• Required work:
Here are some records. Copy each one exactly.
-- begin Provided records --
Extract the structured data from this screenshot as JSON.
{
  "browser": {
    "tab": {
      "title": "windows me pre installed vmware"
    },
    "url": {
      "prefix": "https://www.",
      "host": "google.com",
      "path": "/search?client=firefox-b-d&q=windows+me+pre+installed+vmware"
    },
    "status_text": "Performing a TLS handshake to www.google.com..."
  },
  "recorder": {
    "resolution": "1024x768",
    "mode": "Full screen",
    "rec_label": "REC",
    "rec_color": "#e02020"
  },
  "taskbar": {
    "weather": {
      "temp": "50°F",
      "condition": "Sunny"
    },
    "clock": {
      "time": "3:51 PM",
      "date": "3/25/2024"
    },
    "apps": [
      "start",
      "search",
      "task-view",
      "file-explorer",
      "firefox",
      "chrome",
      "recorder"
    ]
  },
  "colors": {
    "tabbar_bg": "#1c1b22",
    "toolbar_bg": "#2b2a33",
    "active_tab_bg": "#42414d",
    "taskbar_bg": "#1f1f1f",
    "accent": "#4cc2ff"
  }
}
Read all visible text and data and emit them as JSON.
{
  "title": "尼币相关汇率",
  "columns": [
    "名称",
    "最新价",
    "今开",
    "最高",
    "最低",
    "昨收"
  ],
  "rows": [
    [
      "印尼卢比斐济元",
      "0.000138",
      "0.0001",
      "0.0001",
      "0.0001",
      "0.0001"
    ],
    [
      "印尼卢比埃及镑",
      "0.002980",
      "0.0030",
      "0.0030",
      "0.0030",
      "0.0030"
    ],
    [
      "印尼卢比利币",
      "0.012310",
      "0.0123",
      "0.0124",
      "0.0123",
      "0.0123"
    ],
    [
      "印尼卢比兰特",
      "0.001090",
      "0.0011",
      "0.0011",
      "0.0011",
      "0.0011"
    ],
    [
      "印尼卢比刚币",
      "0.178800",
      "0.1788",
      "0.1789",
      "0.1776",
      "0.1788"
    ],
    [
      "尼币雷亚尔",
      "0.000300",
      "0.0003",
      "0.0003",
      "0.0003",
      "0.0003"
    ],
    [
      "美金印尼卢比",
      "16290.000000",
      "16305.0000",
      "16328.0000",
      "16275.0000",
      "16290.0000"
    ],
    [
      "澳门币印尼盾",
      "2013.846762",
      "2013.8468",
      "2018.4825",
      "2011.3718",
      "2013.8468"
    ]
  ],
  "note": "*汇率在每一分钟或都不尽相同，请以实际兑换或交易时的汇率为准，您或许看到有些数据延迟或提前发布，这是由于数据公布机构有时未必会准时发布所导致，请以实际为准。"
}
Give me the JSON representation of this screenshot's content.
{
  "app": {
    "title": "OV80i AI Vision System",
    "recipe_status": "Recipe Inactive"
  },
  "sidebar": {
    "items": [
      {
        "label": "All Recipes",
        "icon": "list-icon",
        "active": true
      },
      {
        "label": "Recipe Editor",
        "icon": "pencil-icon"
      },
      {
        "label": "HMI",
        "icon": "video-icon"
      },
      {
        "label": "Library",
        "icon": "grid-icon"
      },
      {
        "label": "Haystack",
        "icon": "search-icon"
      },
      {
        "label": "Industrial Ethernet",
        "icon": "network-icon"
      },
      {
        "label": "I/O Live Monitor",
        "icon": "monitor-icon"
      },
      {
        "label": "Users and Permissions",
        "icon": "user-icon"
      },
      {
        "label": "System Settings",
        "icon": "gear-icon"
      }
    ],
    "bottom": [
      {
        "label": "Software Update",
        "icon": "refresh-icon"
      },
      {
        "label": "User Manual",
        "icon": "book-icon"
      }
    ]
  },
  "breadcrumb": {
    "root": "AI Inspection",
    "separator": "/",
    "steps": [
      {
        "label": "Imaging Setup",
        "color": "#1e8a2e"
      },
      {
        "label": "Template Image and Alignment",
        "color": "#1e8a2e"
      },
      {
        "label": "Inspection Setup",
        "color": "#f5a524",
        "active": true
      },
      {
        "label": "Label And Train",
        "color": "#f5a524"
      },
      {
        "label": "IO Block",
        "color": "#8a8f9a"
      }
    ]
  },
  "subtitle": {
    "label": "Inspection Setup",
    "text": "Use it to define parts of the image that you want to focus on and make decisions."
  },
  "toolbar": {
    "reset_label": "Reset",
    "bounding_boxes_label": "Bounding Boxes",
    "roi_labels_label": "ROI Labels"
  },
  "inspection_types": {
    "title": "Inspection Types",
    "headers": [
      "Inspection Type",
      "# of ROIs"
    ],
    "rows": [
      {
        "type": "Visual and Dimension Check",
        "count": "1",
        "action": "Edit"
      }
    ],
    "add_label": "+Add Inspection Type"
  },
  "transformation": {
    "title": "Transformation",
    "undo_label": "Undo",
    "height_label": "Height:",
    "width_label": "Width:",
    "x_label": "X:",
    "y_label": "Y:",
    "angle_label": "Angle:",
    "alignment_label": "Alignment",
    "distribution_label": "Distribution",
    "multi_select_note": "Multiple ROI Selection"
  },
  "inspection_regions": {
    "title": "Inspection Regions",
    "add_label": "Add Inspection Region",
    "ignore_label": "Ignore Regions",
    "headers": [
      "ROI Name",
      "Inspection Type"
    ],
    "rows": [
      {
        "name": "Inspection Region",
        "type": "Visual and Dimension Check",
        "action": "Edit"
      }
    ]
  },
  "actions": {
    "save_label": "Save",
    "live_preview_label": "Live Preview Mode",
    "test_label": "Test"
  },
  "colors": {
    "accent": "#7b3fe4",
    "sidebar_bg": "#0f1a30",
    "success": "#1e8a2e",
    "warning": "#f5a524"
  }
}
-- end Provided records --
• Task answer:
Extract the structured data from this screenshot as JSON.
{
  "browser": {
    "tab": {
      "title": "windows me pre installed vmware"
    },
    "url": {
      "prefix": "https://www.",
      "host": "google.com",
      "path": "/search?client=firefox-b-d&q=windows+me+pre+installed+vmware"
    },
    "status_text": "Performing a TLS handshake to www.google.com..."
  },
  "recorder": {
    "resolution": "1024x768",
    "mode": "Full screen",
    "rec_label": "REC",
    "rec_color": "#e02020"
  },
  "taskbar": {
    "weather": {
      "temp": "50°F",
      "condition": "Sunny"
    },
    "clock": {
      "time": "3:51 PM",
      "date": "3/25/2024"
    },
    "apps": [
      "start",
      "search",
      "task-view",
      "file-explorer",
      "firefox",
      "chrome",
      "recorder"
    ]
  },
  "colors": {
    "tabbar_bg": "#1c1b22",
    "toolbar_bg": "#2b2a33",
    "active_tab_bg": "#42414d",
    "taskbar_bg": "#1f1f1f",
    "accent": "#4cc2ff"
  }
}
Read all visible text and data and emit them as JSON.
{
  "title": "尼币相关汇率",
  "columns": [
    "名称",
    "最新价",
    "今开",
    "最高",
    "最低",
    "昨收"
  ],
  "rows": [
    [
      "印尼卢比斐济元",
      "0.000138",
      "0.0001",
      "0.0001",
      "0.0001",
      "0.0001"
    ],
    [
      "印尼卢比埃及镑",
      "0.002980",
      "0.0030",
      "0.0030",
      "0.0030",
      "0.0030"
    ],
    [
      "印尼卢比利币",
      "0.012310",
      "0.0123",
      "0.0124",
      "0.0123",
      "0.0123"
    ],
    [
      "印尼卢比兰特",
      "0.001090",
      "0.0011",
      "0.0011",
      "0.0011",
      "0.0011"
    ],
    [
      "印尼卢比刚币",
      "0.178800",
      "0.1788",
      "0.1789",
      "0.1776",
      "0.1788"
    ],
    [
      "尼币雷亚尔",
      "0.000300",
      "0.0003",
      "0.0003",
      "0.0003",
      "0.0003"
    ],
    [
      "美金印尼卢比",
      "16290.000000",
      "16305.0000",
      "16328.0000",
      "16275.0000",
      "16290.0000"
    ],
    [
      "澳门币印尼盾",
      "2013.846762",
      "2013.8468",
      "2018.4825",
      "2011.3718",
      "2013.8468"
    ]
  ],
  "note": "*汇率在每一分钟或都不尽相同，请以实际兑换或交易时的汇率为准，您或许看到有些数据延迟或提前发布，这是由于数据公布机构有时未必会准时发布所导致，请以实际为准。"
}
Give me the JSON representation of this screenshot's content.
{
  "app": {
    "title": "OV80i AI Vision System",
    "recipe_status": "Recipe Inactive"
  },
  "sidebar": {
    "items": [
      {
        "label": "All Recipes",
        "icon": "list-icon",
        "active": true
      },
      {
        "label": "Recipe Editor",
        "icon": "pencil-icon"
      },
      {
        "label": "HMI",
        "icon": "video-icon"
      },
      {
        "label": "Library",
        "icon": "grid-icon"
      },
      {
        "label": "Haystack",
        "icon": "search-icon"
      },
      {
        "label": "Industrial Ethernet",
        "icon": "network-icon"
      },
      {
        "label": "I/O Live Monitor",
        "icon": "monitor-icon"
      },
      {
        "label": "Users and Permissions",
        "icon": "user-icon"
      },
      {
        "label": "System Settings",
        "icon": "gear-icon"
      }
    ],
    "bottom": [
      {
        "label": "Software Update",
        "icon": "refresh-icon"
      },
      {
        "label": "User Manual",
        "icon": "book-icon"
      }
    ]
  },
  "breadcrumb": {
    "root": "AI Inspection",
    "separator": "/",
    "steps": [
      {
        "label": "Imaging Setup",
        "color": "#1e8a2e"
      },
      {
        "label": "Template Image and Alignment",
        "color": "#1e8a2e"
      },
      {
        "label": "Inspection Setup",
        "color": "#f5a524",
        "active": true
      },
      {
        "label": "Label And Train",
        "color": "#f5a524"
      },
      {
        "label": "IO Block",
        "color": "#8a8f9a"
      }
    ]
  },
  "subtitle": {
    "label": "Inspection Setup",
    "text": "Use it to define parts of the image that you want to focus on and make decisions."
  },
  "toolbar": {
    "reset_label": "Reset",
    "bounding_boxes_label": "Bounding Boxes",
    "roi_labels_label": "ROI Labels"
  },
  "inspection_types": {
    "title": "Inspection Types",
    "headers": [
      "Inspection Type",
      "# of ROIs"
    ],
    "rows": [
      {
        "type": "Visual and Dimension Check",
        "count": "1",
        "action": "Edit"
      }
    ],
    "add_label": "+Add Inspection Type"
  },
  "transformation": {
    "title": "Transformation",
    "undo_label": "Undo",
    "height_label": "Height:",
    "width_label": "Width:",
    "x_label": "X:",
    "y_label": "Y:",
    "angle_label": "Angle:",
    "alignment_label": "Alignment",
    "distribution_label": "Distribution",
    "multi_select_note": "Multiple ROI Selection"
  },
  "inspection_regions": {
    "title": "Inspection Regions",
    "add_label": "Add Inspection Region",
    "ignore_label": "Ignore Regions",
    "headers": [
      "ROI Name",
      "Inspection Type"
    ],
    "rows": [
      {
        "name": "Inspection Region",
        "type": "Visual and Dimension Check",
        "action": "Edit"
      }
    ]
  },
  "actions": {
    "save_label": "Save",
    "live_preview_label": "Live Preview Mode",
    "test_label": "Test"
  },
  "colors": {
    "accent": "#7b3fe4",
    "sidebar_bg": "#0f1a30",
    "success": "#1e8a2e",
    "warning": "#f5a524"
  }
}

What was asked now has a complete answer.